Copy out the data below as written; omit any images.

Excerpt from a dataset
────────────────────

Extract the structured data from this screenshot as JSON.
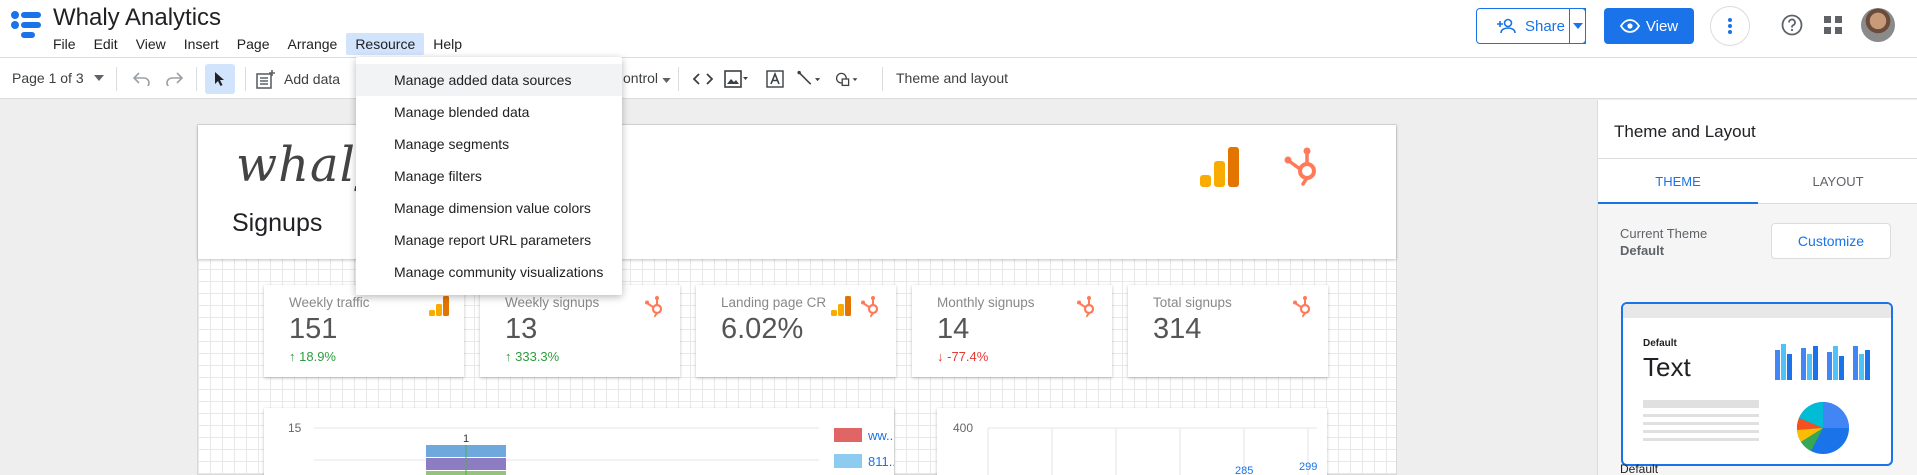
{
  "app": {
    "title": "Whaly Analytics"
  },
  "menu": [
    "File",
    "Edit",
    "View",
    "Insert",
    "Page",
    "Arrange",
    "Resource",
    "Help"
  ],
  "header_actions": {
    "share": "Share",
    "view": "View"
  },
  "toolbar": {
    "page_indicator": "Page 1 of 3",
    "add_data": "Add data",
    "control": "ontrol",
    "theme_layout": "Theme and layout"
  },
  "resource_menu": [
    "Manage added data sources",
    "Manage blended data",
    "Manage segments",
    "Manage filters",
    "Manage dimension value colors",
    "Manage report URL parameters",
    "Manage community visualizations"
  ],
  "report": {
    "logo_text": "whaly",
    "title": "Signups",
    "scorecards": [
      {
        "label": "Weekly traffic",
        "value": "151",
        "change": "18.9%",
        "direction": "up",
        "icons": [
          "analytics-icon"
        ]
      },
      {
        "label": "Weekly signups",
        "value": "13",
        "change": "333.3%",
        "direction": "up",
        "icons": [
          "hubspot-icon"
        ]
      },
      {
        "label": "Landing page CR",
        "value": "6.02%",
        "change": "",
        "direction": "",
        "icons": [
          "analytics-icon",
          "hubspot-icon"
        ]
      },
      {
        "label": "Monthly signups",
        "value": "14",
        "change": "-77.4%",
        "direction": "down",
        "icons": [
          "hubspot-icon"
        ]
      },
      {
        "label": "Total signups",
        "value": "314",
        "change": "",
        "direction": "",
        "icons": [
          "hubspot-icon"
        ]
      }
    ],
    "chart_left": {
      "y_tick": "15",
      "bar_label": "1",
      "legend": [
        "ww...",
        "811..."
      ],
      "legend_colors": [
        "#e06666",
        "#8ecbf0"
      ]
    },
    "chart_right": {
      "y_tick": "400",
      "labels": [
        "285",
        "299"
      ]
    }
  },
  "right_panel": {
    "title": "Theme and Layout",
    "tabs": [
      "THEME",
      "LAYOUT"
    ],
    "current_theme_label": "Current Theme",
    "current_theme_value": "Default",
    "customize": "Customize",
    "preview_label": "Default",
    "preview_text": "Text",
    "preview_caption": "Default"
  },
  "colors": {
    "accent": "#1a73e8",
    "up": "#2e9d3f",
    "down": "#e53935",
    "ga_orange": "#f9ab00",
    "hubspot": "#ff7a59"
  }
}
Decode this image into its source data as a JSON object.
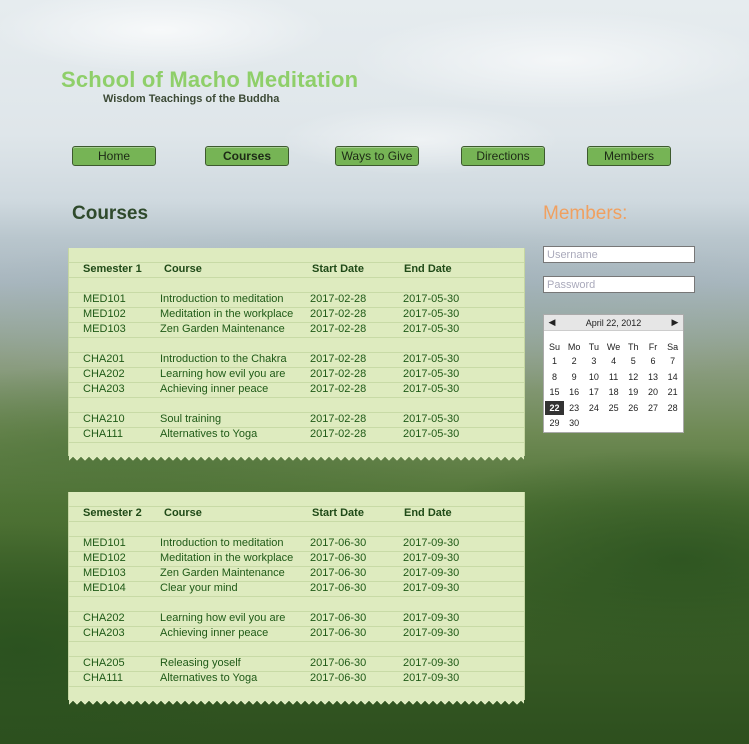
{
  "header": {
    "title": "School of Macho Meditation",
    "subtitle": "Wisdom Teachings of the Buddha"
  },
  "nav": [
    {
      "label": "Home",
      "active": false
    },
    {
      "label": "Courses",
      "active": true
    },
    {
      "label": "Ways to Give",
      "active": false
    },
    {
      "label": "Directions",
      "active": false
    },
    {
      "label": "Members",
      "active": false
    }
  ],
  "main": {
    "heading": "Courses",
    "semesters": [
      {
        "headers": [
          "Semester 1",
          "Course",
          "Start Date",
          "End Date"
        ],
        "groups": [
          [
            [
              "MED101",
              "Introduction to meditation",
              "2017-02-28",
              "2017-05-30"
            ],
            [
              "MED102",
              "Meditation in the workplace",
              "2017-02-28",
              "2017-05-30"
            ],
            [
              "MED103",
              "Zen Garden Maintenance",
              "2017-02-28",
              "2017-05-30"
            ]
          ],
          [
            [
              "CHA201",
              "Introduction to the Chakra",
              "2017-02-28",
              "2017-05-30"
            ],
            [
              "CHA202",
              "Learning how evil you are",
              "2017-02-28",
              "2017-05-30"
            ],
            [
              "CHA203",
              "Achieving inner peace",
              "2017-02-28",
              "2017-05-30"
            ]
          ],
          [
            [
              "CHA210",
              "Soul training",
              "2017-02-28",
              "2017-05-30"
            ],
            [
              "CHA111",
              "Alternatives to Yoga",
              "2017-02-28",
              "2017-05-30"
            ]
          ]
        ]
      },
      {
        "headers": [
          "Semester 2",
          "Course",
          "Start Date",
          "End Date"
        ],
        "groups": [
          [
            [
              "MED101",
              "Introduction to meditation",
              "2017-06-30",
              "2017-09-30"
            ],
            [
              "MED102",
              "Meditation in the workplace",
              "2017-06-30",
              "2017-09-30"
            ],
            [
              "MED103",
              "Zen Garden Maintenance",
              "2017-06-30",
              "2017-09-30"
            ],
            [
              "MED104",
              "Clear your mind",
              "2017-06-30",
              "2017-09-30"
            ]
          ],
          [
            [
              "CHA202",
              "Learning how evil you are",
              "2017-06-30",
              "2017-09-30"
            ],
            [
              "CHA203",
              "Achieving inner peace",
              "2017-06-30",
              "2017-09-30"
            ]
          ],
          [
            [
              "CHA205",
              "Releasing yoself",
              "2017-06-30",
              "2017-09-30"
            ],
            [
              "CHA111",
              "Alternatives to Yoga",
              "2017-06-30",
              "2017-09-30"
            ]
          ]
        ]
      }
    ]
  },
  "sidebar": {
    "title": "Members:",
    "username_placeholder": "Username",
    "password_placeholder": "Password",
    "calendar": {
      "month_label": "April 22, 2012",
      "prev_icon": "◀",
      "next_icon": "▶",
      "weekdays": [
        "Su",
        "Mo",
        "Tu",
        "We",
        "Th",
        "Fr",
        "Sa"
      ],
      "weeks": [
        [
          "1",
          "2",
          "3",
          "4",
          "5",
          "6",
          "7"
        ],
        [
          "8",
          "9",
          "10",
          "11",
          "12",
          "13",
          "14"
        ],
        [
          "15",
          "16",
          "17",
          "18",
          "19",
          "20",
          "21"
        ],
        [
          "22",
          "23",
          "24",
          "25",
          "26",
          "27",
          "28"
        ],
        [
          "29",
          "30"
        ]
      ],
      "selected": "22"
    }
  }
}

────────────────────

_Right answer_:
Extract the structured data from this screenshot as JSON.
{
  "app": {
    "title": "Whaly Analytics"
  },
  "menu": [
    "File",
    "Edit",
    "View",
    "Insert",
    "Page",
    "Arrange",
    "Resource",
    "Help"
  ],
  "header_actions": {
    "share": "Share",
    "view": "View"
  },
  "toolbar": {
    "page_indicator": "Page 1 of 3",
    "add_data": "Add data",
    "control": "ontrol",
    "theme_layout": "Theme and layout"
  },
  "resource_menu": [
    "Manage added data sources",
    "Manage blended data",
    "Manage segments",
    "Manage filters",
    "Manage dimension value colors",
    "Manage report URL parameters",
    "Manage community visualizations"
  ],
  "report": {
    "logo_text": "whaly",
    "title": "Signups",
    "scorecards": [
      {
        "label": "Weekly traffic",
        "value": "151",
        "change": "18.9%",
        "direction": "up",
        "icons": [
          "analytics-icon"
        ]
      },
      {
        "label": "Weekly signups",
        "value": "13",
        "change": "333.3%",
        "direction": "up",
        "icons": [
          "hubspot-icon"
        ]
      },
      {
        "label": "Landing page CR",
        "value": "6.02%",
        "change": "",
        "direction": "",
        "icons": [
          "analytics-icon",
          "hubspot-icon"
        ]
      },
      {
        "label": "Monthly signups",
        "value": "14",
        "change": "-77.4%",
        "direction": "down",
        "icons": [
          "hubspot-icon"
        ]
      },
      {
        "label": "Total signups",
        "value": "314",
        "change": "",
        "direction": "",
        "icons": [
          "hubspot-icon"
        ]
      }
    ],
    "chart_left": {
      "y_tick": "15",
      "bar_label": "1",
      "legend": [
        "ww...",
        "811..."
      ],
      "legend_colors": [
        "#e06666",
        "#8ecbf0"
      ]
    },
    "chart_right": {
      "y_tick": "400",
      "labels": [
        "285",
        "299"
      ]
    }
  },
  "right_panel": {
    "title": "Theme and Layout",
    "tabs": [
      "THEME",
      "LAYOUT"
    ],
    "current_theme_label": "Current Theme",
    "current_theme_value": "Default",
    "customize": "Customize",
    "preview_label": "Default",
    "preview_text": "Text",
    "preview_caption": "Default"
  },
  "colors": {
    "accent": "#1a73e8",
    "up": "#2e9d3f",
    "down": "#e53935",
    "ga_orange": "#f9ab00",
    "hubspot": "#ff7a59"
  }
}
Decode this image into its source data as a JSON object.
{
  "header": {
    "title": "School of Macho Meditation",
    "subtitle": "Wisdom Teachings of the Buddha"
  },
  "nav": [
    {
      "label": "Home",
      "active": false
    },
    {
      "label": "Courses",
      "active": true
    },
    {
      "label": "Ways to Give",
      "active": false
    },
    {
      "label": "Directions",
      "active": false
    },
    {
      "label": "Members",
      "active": false
    }
  ],
  "main": {
    "heading": "Courses",
    "semesters": [
      {
        "headers": [
          "Semester 1",
          "Course",
          "Start Date",
          "End Date"
        ],
        "groups": [
          [
            [
              "MED101",
              "Introduction to meditation",
              "2017-02-28",
              "2017-05-30"
            ],
            [
              "MED102",
              "Meditation in the workplace",
              "2017-02-28",
              "2017-05-30"
            ],
            [
              "MED103",
              "Zen Garden Maintenance",
              "2017-02-28",
              "2017-05-30"
            ]
          ],
          [
            [
              "CHA201",
              "Introduction to the Chakra",
              "2017-02-28",
              "2017-05-30"
            ],
            [
              "CHA202",
              "Learning how evil you are",
              "2017-02-28",
              "2017-05-30"
            ],
            [
              "CHA203",
              "Achieving inner peace",
              "2017-02-28",
              "2017-05-30"
            ]
          ],
          [
            [
              "CHA210",
              "Soul training",
              "2017-02-28",
              "2017-05-30"
            ],
            [
              "CHA111",
              "Alternatives to Yoga",
              "2017-02-28",
              "2017-05-30"
            ]
          ]
        ]
      },
      {
        "headers": [
          "Semester 2",
          "Course",
          "Start Date",
          "End Date"
        ],
        "groups": [
          [
            [
              "MED101",
              "Introduction to meditation",
              "2017-06-30",
              "2017-09-30"
            ],
            [
              "MED102",
              "Meditation in the workplace",
              "2017-06-30",
              "2017-09-30"
            ],
            [
              "MED103",
              "Zen Garden Maintenance",
              "2017-06-30",
              "2017-09-30"
            ],
            [
              "MED104",
              "Clear your mind",
              "2017-06-30",
              "2017-09-30"
            ]
          ],
          [
            [
              "CHA202",
              "Learning how evil you are",
              "2017-06-30",
              "2017-09-30"
            ],
            [
              "CHA203",
              "Achieving inner peace",
              "2017-06-30",
              "2017-09-30"
            ]
          ],
          [
            [
              "CHA205",
              "Releasing yoself",
              "2017-06-30",
              "2017-09-30"
            ],
            [
              "CHA111",
              "Alternatives to Yoga",
              "2017-06-30",
              "2017-09-30"
            ]
          ]
        ]
      }
    ]
  },
  "sidebar": {
    "title": "Members:",
    "username_placeholder": "Username",
    "password_placeholder": "Password",
    "calendar": {
      "month_label": "April 22, 2012",
      "prev_icon": "◀",
      "next_icon": "▶",
      "weekdays": [
        "Su",
        "Mo",
        "Tu",
        "We",
        "Th",
        "Fr",
        "Sa"
      ],
      "weeks": [
        [
          "1",
          "2",
          "3",
          "4",
          "5",
          "6",
          "7"
        ],
        [
          "8",
          "9",
          "10",
          "11",
          "12",
          "13",
          "14"
        ],
        [
          "15",
          "16",
          "17",
          "18",
          "19",
          "20",
          "21"
        ],
        [
          "22",
          "23",
          "24",
          "25",
          "26",
          "27",
          "28"
        ],
        [
          "29",
          "30"
        ]
      ],
      "selected": "22"
    }
  }
}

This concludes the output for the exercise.